§ Work to be completed:
Output every entry exactly as given.

§ Supplied information:
★ ★ ★ ★ ★ ★ ★
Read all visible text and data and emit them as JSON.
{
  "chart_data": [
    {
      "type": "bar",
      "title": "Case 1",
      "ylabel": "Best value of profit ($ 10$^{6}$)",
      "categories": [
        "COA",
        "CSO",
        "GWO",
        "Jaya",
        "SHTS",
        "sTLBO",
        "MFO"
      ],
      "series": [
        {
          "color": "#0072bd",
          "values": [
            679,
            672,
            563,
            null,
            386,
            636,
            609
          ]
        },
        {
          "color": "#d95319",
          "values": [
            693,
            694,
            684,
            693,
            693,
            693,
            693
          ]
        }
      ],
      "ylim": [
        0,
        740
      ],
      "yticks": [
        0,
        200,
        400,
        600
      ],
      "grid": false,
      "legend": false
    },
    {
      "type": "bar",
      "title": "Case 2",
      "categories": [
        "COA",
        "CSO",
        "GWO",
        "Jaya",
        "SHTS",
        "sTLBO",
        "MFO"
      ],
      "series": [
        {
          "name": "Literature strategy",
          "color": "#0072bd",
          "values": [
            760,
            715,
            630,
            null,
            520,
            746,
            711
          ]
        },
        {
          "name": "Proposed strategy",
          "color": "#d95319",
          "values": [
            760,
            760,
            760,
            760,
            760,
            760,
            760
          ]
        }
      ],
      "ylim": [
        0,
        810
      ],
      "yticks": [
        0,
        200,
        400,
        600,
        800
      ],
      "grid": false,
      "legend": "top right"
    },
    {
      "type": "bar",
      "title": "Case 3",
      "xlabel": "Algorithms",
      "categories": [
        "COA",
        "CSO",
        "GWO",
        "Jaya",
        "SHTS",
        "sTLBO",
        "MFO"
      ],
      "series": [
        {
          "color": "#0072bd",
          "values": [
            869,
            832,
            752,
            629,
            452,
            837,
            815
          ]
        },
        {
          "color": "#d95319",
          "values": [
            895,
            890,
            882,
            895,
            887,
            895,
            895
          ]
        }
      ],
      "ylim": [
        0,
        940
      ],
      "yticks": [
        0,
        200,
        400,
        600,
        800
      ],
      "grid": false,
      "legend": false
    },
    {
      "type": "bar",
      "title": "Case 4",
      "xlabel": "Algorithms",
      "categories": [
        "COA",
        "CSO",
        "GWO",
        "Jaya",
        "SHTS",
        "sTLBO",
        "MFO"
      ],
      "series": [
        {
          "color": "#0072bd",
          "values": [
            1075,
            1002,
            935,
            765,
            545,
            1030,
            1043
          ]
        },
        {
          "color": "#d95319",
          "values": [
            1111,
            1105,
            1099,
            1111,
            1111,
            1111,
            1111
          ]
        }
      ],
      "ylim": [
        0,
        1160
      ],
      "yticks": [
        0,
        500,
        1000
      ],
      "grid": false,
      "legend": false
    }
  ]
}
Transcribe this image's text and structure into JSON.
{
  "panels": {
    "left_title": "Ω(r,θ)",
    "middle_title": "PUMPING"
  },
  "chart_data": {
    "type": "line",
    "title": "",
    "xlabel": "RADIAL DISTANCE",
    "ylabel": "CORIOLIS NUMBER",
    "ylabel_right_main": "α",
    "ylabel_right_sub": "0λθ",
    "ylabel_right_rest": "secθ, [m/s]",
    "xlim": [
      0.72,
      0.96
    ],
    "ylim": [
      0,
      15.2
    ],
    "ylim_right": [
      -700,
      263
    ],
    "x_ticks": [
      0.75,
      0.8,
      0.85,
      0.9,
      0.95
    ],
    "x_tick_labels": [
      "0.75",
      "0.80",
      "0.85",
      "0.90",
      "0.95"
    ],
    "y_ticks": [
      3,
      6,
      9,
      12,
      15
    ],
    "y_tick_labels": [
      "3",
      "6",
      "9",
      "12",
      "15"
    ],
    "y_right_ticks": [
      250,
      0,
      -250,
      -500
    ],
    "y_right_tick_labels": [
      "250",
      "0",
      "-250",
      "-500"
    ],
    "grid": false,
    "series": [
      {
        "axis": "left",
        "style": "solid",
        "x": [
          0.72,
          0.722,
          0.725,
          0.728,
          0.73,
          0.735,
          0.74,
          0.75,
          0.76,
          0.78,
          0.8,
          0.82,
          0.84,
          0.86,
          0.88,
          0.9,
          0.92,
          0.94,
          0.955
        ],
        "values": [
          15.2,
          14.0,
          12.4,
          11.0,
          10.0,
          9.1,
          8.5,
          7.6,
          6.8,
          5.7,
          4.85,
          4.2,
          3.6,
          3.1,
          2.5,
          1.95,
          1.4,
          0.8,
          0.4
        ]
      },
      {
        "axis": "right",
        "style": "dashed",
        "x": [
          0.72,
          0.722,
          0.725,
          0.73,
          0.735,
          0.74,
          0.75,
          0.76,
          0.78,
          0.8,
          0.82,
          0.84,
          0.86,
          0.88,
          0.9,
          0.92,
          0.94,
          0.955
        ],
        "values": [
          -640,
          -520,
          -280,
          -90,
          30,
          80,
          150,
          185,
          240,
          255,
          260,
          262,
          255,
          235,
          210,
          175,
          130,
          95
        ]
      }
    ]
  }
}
★ ★ ★ ★ ★ ★ ★
§ Task result:
Read all visible text and data and emit them as JSON.
{
  "chart_data": [
    {
      "type": "bar",
      "title": "Case 1",
      "ylabel": "Best value of profit ($ 10$^{6}$)",
      "categories": [
        "COA",
        "CSO",
        "GWO",
        "Jaya",
        "SHTS",
        "sTLBO",
        "MFO"
      ],
      "series": [
        {
          "color": "#0072bd",
          "values": [
            679,
            672,
            563,
            null,
            386,
            636,
            609
          ]
        },
        {
          "color": "#d95319",
          "values": [
            693,
            694,
            684,
            693,
            693,
            693,
            693
          ]
        }
      ],
      "ylim": [
        0,
        740
      ],
      "yticks": [
        0,
        200,
        400,
        600
      ],
      "grid": false,
      "legend": false
    },
    {
      "type": "bar",
      "title": "Case 2",
      "categories": [
        "COA",
        "CSO",
        "GWO",
        "Jaya",
        "SHTS",
        "sTLBO",
        "MFO"
      ],
      "series": [
        {
          "name": "Literature strategy",
          "color": "#0072bd",
          "values": [
            760,
            715,
            630,
            null,
            520,
            746,
            711
          ]
        },
        {
          "name": "Proposed strategy",
          "color": "#d95319",
          "values": [
            760,
            760,
            760,
            760,
            760,
            760,
            760
          ]
        }
      ],
      "ylim": [
        0,
        810
      ],
      "yticks": [
        0,
        200,
        400,
        600,
        800
      ],
      "grid": false,
      "legend": "top right"
    },
    {
      "type": "bar",
      "title": "Case 3",
      "xlabel": "Algorithms",
      "categories": [
        "COA",
        "CSO",
        "GWO",
        "Jaya",
        "SHTS",
        "sTLBO",
        "MFO"
      ],
      "series": [
        {
          "color": "#0072bd",
          "values": [
            869,
            832,
            752,
            629,
            452,
            837,
            815
          ]
        },
        {
          "color": "#d95319",
          "values": [
            895,
            890,
            882,
            895,
            887,
            895,
            895
          ]
        }
      ],
      "ylim": [
        0,
        940
      ],
      "yticks": [
        0,
        200,
        400,
        600,
        800
      ],
      "grid": false,
      "legend": false
    },
    {
      "type": "bar",
      "title": "Case 4",
      "xlabel": "Algorithms",
      "categories": [
        "COA",
        "CSO",
        "GWO",
        "Jaya",
        "SHTS",
        "sTLBO",
        "MFO"
      ],
      "series": [
        {
          "color": "#0072bd",
          "values": [
            1075,
            1002,
            935,
            765,
            545,
            1030,
            1043
          ]
        },
        {
          "color": "#d95319",
          "values": [
            1111,
            1105,
            1099,
            1111,
            1111,
            1111,
            1111
          ]
        }
      ],
      "ylim": [
        0,
        1160
      ],
      "yticks": [
        0,
        500,
        1000
      ],
      "grid": false,
      "legend": false
    }
  ]
}
Transcribe this image's text and structure into JSON.
{
  "panels": {
    "left_title": "Ω(r,θ)",
    "middle_title": "PUMPING"
  },
  "chart_data": {
    "type": "line",
    "title": "",
    "xlabel": "RADIAL DISTANCE",
    "ylabel": "CORIOLIS NUMBER",
    "ylabel_right_main": "α",
    "ylabel_right_sub": "0λθ",
    "ylabel_right_rest": "secθ, [m/s]",
    "xlim": [
      0.72,
      0.96
    ],
    "ylim": [
      0,
      15.2
    ],
    "ylim_right": [
      -700,
      263
    ],
    "x_ticks": [
      0.75,
      0.8,
      0.85,
      0.9,
      0.95
    ],
    "x_tick_labels": [
      "0.75",
      "0.80",
      "0.85",
      "0.90",
      "0.95"
    ],
    "y_ticks": [
      3,
      6,
      9,
      12,
      15
    ],
    "y_tick_labels": [
      "3",
      "6",
      "9",
      "12",
      "15"
    ],
    "y_right_ticks": [
      250,
      0,
      -250,
      -500
    ],
    "y_right_tick_labels": [
      "250",
      "0",
      "-250",
      "-500"
    ],
    "grid": false,
    "series": [
      {
        "axis": "left",
        "style": "solid",
        "x": [
          0.72,
          0.722,
          0.725,
          0.728,
          0.73,
          0.735,
          0.74,
          0.75,
          0.76,
          0.78,
          0.8,
          0.82,
          0.84,
          0.86,
          0.88,
          0.9,
          0.92,
          0.94,
          0.955
        ],
        "values": [
          15.2,
          14.0,
          12.4,
          11.0,
          10.0,
          9.1,
          8.5,
          7.6,
          6.8,
          5.7,
          4.85,
          4.2,
          3.6,
          3.1,
          2.5,
          1.95,
          1.4,
          0.8,
          0.4
        ]
      },
      {
        "axis": "right",
        "style": "dashed",
        "x": [
          0.72,
          0.722,
          0.725,
          0.73,
          0.735,
          0.74,
          0.75,
          0.76,
          0.78,
          0.8,
          0.82,
          0.84,
          0.86,
          0.88,
          0.9,
          0.92,
          0.94,
          0.955
        ],
        "values": [
          -640,
          -520,
          -280,
          -90,
          30,
          80,
          150,
          185,
          240,
          255,
          260,
          262,
          255,
          235,
          210,
          175,
          130,
          95
        ]
      }
    ]
  }
}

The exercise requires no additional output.